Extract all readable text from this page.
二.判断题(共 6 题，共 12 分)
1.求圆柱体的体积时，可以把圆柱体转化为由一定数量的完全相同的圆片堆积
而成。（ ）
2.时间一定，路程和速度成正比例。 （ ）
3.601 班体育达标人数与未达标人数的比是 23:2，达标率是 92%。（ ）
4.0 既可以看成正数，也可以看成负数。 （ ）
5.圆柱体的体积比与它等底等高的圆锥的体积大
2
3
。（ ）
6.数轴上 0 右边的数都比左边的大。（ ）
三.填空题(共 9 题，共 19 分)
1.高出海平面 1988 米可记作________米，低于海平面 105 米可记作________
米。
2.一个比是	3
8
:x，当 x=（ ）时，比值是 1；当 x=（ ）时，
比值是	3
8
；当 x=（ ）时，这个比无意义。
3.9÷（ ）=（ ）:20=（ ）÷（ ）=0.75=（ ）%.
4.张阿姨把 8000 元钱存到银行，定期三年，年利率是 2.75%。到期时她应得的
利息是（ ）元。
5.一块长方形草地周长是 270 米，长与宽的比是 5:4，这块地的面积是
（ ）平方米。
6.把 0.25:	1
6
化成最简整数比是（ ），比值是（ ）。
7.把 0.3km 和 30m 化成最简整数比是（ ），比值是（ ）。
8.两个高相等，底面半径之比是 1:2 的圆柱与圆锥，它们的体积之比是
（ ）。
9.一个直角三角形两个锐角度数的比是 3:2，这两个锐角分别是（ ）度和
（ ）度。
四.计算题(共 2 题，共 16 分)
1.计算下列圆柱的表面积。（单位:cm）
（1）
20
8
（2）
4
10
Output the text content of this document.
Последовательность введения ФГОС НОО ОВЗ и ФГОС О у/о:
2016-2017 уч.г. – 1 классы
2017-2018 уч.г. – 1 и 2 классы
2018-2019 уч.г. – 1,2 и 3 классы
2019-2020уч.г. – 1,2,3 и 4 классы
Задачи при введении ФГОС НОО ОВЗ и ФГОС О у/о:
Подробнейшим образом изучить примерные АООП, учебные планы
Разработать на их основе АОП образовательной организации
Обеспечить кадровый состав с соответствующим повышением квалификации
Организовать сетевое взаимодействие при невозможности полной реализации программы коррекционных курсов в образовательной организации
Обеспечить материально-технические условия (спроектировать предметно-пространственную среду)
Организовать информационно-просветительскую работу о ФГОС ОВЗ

Task details:
Every line that holds the word "this" should be extracted.

Worked answer:
Extract all readable text from this page.
Output the text content of this document.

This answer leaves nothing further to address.